▶ _Excerpts from a figure dataset_
■ ■ ■ ■ ■ ■ ■

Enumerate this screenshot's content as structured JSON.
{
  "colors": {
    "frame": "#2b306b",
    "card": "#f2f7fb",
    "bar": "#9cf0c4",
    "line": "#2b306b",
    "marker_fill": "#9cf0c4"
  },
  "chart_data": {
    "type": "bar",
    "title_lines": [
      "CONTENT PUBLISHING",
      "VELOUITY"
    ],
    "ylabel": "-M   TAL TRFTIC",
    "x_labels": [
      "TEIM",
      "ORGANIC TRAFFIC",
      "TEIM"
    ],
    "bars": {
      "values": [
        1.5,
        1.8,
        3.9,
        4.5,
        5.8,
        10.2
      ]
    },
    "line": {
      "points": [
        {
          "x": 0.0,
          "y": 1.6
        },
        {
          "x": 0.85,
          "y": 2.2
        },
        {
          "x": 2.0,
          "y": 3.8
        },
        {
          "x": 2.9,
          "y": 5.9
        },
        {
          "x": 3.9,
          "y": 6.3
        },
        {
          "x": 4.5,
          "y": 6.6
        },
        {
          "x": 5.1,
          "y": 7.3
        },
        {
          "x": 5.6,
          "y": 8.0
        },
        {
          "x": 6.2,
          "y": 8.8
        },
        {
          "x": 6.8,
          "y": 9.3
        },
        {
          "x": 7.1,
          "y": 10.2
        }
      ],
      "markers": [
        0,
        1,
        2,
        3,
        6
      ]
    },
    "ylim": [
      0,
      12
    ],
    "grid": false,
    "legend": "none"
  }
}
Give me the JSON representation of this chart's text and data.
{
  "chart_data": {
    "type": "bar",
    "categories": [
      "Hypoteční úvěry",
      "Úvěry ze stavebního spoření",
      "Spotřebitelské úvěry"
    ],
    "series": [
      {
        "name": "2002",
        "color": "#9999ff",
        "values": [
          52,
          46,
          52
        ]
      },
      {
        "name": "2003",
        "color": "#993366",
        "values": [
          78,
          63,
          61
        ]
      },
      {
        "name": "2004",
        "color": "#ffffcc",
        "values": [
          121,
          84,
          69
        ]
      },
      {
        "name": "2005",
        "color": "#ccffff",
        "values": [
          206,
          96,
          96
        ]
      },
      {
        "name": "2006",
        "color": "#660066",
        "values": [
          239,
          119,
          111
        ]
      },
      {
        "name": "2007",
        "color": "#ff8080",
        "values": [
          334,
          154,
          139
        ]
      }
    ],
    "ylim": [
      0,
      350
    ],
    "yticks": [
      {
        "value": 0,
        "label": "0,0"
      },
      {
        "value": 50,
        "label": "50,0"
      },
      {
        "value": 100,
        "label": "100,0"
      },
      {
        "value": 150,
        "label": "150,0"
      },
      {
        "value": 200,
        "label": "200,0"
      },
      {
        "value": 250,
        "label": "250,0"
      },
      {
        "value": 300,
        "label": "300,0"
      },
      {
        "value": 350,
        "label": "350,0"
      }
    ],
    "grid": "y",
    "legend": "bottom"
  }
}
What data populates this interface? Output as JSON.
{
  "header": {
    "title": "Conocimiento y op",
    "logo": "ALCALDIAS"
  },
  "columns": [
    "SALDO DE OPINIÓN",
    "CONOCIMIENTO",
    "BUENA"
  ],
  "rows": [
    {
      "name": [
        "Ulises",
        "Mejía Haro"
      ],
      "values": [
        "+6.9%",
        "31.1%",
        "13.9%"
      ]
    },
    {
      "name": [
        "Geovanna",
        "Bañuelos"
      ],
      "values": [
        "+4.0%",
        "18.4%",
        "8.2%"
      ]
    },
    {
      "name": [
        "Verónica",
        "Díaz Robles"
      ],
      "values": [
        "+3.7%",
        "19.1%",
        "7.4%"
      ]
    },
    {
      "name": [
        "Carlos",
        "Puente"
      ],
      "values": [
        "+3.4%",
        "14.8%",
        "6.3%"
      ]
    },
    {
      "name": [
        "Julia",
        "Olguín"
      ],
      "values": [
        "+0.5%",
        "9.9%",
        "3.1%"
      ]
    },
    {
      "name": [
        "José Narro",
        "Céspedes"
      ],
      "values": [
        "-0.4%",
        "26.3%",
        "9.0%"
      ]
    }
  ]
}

■ ■ ■ ■ ■ ■ ■

▶ _DO THIS_
Make an exact copy of all the data.

▶ _SOLUTION TO THE PROBLEM_
Enumerate this screenshot's content as structured JSON.
{
  "colors": {
    "frame": "#2b306b",
    "card": "#f2f7fb",
    "bar": "#9cf0c4",
    "line": "#2b306b",
    "marker_fill": "#9cf0c4"
  },
  "chart_data": {
    "type": "bar",
    "title_lines": [
      "CONTENT PUBLISHING",
      "VELOUITY"
    ],
    "ylabel": "-M   TAL TRFTIC",
    "x_labels": [
      "TEIM",
      "ORGANIC TRAFFIC",
      "TEIM"
    ],
    "bars": {
      "values": [
        1.5,
        1.8,
        3.9,
        4.5,
        5.8,
        10.2
      ]
    },
    "line": {
      "points": [
        {
          "x": 0.0,
          "y": 1.6
        },
        {
          "x": 0.85,
          "y": 2.2
        },
        {
          "x": 2.0,
          "y": 3.8
        },
        {
          "x": 2.9,
          "y": 5.9
        },
        {
          "x": 3.9,
          "y": 6.3
        },
        {
          "x": 4.5,
          "y": 6.6
        },
        {
          "x": 5.1,
          "y": 7.3
        },
        {
          "x": 5.6,
          "y": 8.0
        },
        {
          "x": 6.2,
          "y": 8.8
        },
        {
          "x": 6.8,
          "y": 9.3
        },
        {
          "x": 7.1,
          "y": 10.2
        }
      ],
      "markers": [
        0,
        1,
        2,
        3,
        6
      ]
    },
    "ylim": [
      0,
      12
    ],
    "grid": false,
    "legend": "none"
  }
}
Give me the JSON representation of this chart's text and data.
{
  "chart_data": {
    "type": "bar",
    "categories": [
      "Hypoteční úvěry",
      "Úvěry ze stavebního spoření",
      "Spotřebitelské úvěry"
    ],
    "series": [
      {
        "name": "2002",
        "color": "#9999ff",
        "values": [
          52,
          46,
          52
        ]
      },
      {
        "name": "2003",
        "color": "#993366",
        "values": [
          78,
          63,
          61
        ]
      },
      {
        "name": "2004",
        "color": "#ffffcc",
        "values": [
          121,
          84,
          69
        ]
      },
      {
        "name": "2005",
        "color": "#ccffff",
        "values": [
          206,
          96,
          96
        ]
      },
      {
        "name": "2006",
        "color": "#660066",
        "values": [
          239,
          119,
          111
        ]
      },
      {
        "name": "2007",
        "color": "#ff8080",
        "values": [
          334,
          154,
          139
        ]
      }
    ],
    "ylim": [
      0,
      350
    ],
    "yticks": [
      {
        "value": 0,
        "label": "0,0"
      },
      {
        "value": 50,
        "label": "50,0"
      },
      {
        "value": 100,
        "label": "100,0"
      },
      {
        "value": 150,
        "label": "150,0"
      },
      {
        "value": 200,
        "label": "200,0"
      },
      {
        "value": 250,
        "label": "250,0"
      },
      {
        "value": 300,
        "label": "300,0"
      },
      {
        "value": 350,
        "label": "350,0"
      }
    ],
    "grid": "y",
    "legend": "bottom"
  }
}
What data populates this interface? Output as JSON.
{
  "header": {
    "title": "Conocimiento y op",
    "logo": "ALCALDIAS"
  },
  "columns": [
    "SALDO DE OPINIÓN",
    "CONOCIMIENTO",
    "BUENA"
  ],
  "rows": [
    {
      "name": [
        "Ulises",
        "Mejía Haro"
      ],
      "values": [
        "+6.9%",
        "31.1%",
        "13.9%"
      ]
    },
    {
      "name": [
        "Geovanna",
        "Bañuelos"
      ],
      "values": [
        "+4.0%",
        "18.4%",
        "8.2%"
      ]
    },
    {
      "name": [
        "Verónica",
        "Díaz Robles"
      ],
      "values": [
        "+3.7%",
        "19.1%",
        "7.4%"
      ]
    },
    {
      "name": [
        "Carlos",
        "Puente"
      ],
      "values": [
        "+3.4%",
        "14.8%",
        "6.3%"
      ]
    },
    {
      "name": [
        "Julia",
        "Olguín"
      ],
      "values": [
        "+0.5%",
        "9.9%",
        "3.1%"
      ]
    },
    {
      "name": [
        "José Narro",
        "Céspedes"
      ],
      "values": [
        "-0.4%",
        "26.3%",
        "9.0%"
      ]
    }
  ]
}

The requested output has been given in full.